▸ **Data**
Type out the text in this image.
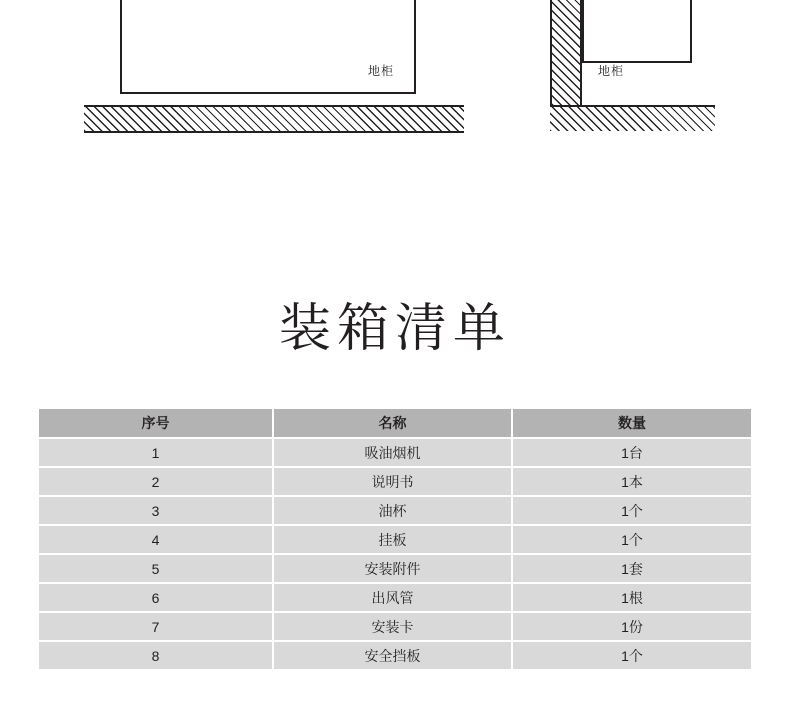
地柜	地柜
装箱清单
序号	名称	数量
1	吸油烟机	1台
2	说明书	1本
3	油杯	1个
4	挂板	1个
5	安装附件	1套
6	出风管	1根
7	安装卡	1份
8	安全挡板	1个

▸ **Written request**
Reproduce the material above in full and without alteration, but skip all pictures.

▸ **Solution for this task**
Type out the text in this image.
地柜	地柜
装箱清单
序号	名称	数量
1	吸油烟机	1台
2	说明书	1本
3	油杯	1个
4	挂板	1个
5	安装附件	1套
6	出风管	1根
7	安装卡	1份
8	安全挡板	1个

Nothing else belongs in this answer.